> [Aim of the exercise]
From the listing that follows, output everything exactly except the pictures.

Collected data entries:
☆ ☆ ☆ ☆ ☆

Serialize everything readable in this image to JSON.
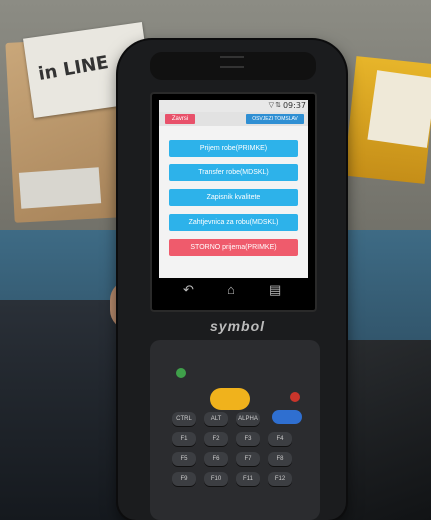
{
  "scene": {
    "box_label": "in LINE",
    "device_brand": "symbol"
  },
  "status_bar": {
    "time": "09:37",
    "wifi_icon": "wifi-icon",
    "signal_icon": "signal-icon"
  },
  "top_bar": {
    "close_label": "Zavrsi",
    "refresh_label": "OSVJEZI TOMSLAV"
  },
  "menu": {
    "items": [
      {
        "label": "Prijem robe(PRIMKE)",
        "color": "#2db2ea"
      },
      {
        "label": "Transfer robe(MDSKL)",
        "color": "#2db2ea"
      },
      {
        "label": "Zapisnik kvalitete",
        "color": "#2db2ea"
      },
      {
        "label": "Zahtjevnica za robu(MDSKL)",
        "color": "#2db2ea"
      },
      {
        "label": "STORNO prijema(PRIMKE)",
        "color": "#ef5b6c"
      }
    ]
  },
  "nav": {
    "back_icon": "back-icon",
    "home_icon": "home-icon",
    "recents_icon": "recents-icon"
  },
  "keypad": {
    "keys": [
      "CTRL",
      "ALT",
      "ALPHA",
      "",
      "F1",
      "F2",
      "F3",
      "F4",
      "F5",
      "F6",
      "F7",
      "F8",
      "F9",
      "F10",
      "F11",
      "F12"
    ]
  }
}
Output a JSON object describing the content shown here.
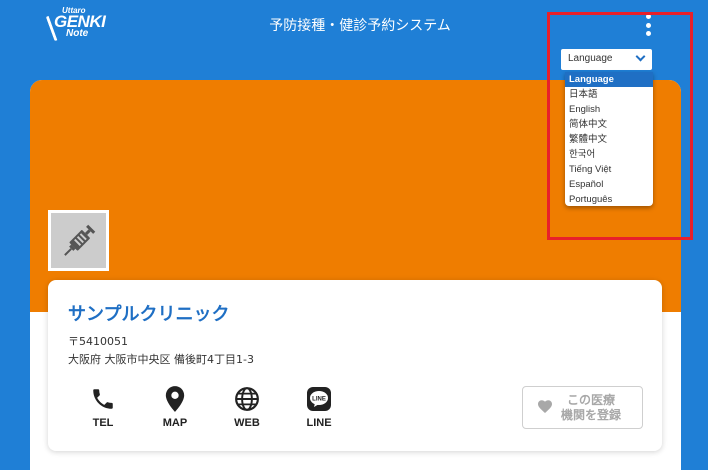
{
  "header": {
    "logo": {
      "line1": "Uttaro",
      "line2": "GENKI",
      "line3": "Note"
    },
    "title": "予防接種・健診予約システム",
    "menu_icon": "kebab-menu-icon"
  },
  "language": {
    "selected_value": "Language",
    "options": [
      "Language",
      "日本語",
      "English",
      "简体中文",
      "繁體中文",
      "한국어",
      "Tiếng Việt",
      "Español",
      "Português"
    ]
  },
  "clinic": {
    "name": "サンプルクリニック",
    "postal": "〒5410051",
    "address": "大阪府 大阪市中央区 備後町4丁目1-3",
    "image_icon": "syringe-icon"
  },
  "actions": [
    {
      "label": "TEL",
      "icon": "phone-icon"
    },
    {
      "label": "MAP",
      "icon": "map-pin-icon"
    },
    {
      "label": "WEB",
      "icon": "globe-icon"
    },
    {
      "label": "LINE",
      "icon": "line-icon"
    }
  ],
  "register_button": {
    "line1": "この医療",
    "line2": "機関を登録",
    "icon": "heart-icon"
  },
  "colors": {
    "header_blue": "#1f7fd6",
    "banner_orange": "#ef7d00",
    "accent_blue": "#1f6fc4",
    "highlight_red": "#e8202a"
  }
}
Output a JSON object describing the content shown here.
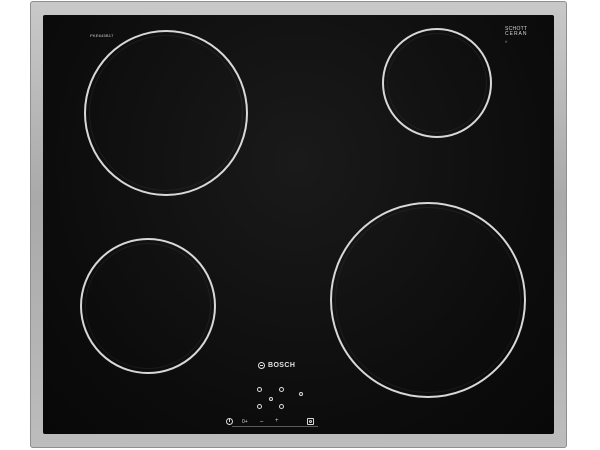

☆ ☆ ☆ ☆ ☆

> [Exercise result]
Serialize everything readable in this image to JSON.
{
  "scene": {
    "box_label": "in LINE",
    "device_brand": "symbol"
  },
  "status_bar": {
    "time": "09:37",
    "wifi_icon": "wifi-icon",
    "signal_icon": "signal-icon"
  },
  "top_bar": {
    "close_label": "Zavrsi",
    "refresh_label": "OSVJEZI TOMSLAV"
  },
  "menu": {
    "items": [
      {
        "label": "Prijem robe(PRIMKE)",
        "color": "#2db2ea"
      },
      {
        "label": "Transfer robe(MDSKL)",
        "color": "#2db2ea"
      },
      {
        "label": "Zapisnik kvalitete",
        "color": "#2db2ea"
      },
      {
        "label": "Zahtjevnica za robu(MDSKL)",
        "color": "#2db2ea"
      },
      {
        "label": "STORNO prijema(PRIMKE)",
        "color": "#ef5b6c"
      }
    ]
  },
  "nav": {
    "back_icon": "back-icon",
    "home_icon": "home-icon",
    "recents_icon": "recents-icon"
  },
  "keypad": {
    "keys": [
      "CTRL",
      "ALT",
      "ALPHA",
      "",
      "F1",
      "F2",
      "F3",
      "F4",
      "F5",
      "F6",
      "F7",
      "F8",
      "F9",
      "F10",
      "F11",
      "F12"
    ]
  }
}
Output a JSON object describing the content shown here.
{
  "header": {
    "logo": {
      "line1": "Uttaro",
      "line2": "GENKI",
      "line3": "Note"
    },
    "title": "予防接種・健診予約システム",
    "menu_icon": "kebab-menu-icon"
  },
  "language": {
    "selected_value": "Language",
    "options": [
      "Language",
      "日本語",
      "English",
      "简体中文",
      "繁體中文",
      "한국어",
      "Tiếng Việt",
      "Español",
      "Português"
    ]
  },
  "clinic": {
    "name": "サンプルクリニック",
    "postal": "〒5410051",
    "address": "大阪府 大阪市中央区 備後町4丁目1-3",
    "image_icon": "syringe-icon"
  },
  "actions": [
    {
      "label": "TEL",
      "icon": "phone-icon"
    },
    {
      "label": "MAP",
      "icon": "map-pin-icon"
    },
    {
      "label": "WEB",
      "icon": "globe-icon"
    },
    {
      "label": "LINE",
      "icon": "line-icon"
    }
  ],
  "register_button": {
    "line1": "この医療",
    "line2": "機関を登録",
    "icon": "heart-icon"
  },
  "colors": {
    "header_blue": "#1f7fd6",
    "banner_orange": "#ef7d00",
    "accent_blue": "#1f6fc4",
    "highlight_red": "#e8202a"
  }
}
Output a JSON object describing the content shown here.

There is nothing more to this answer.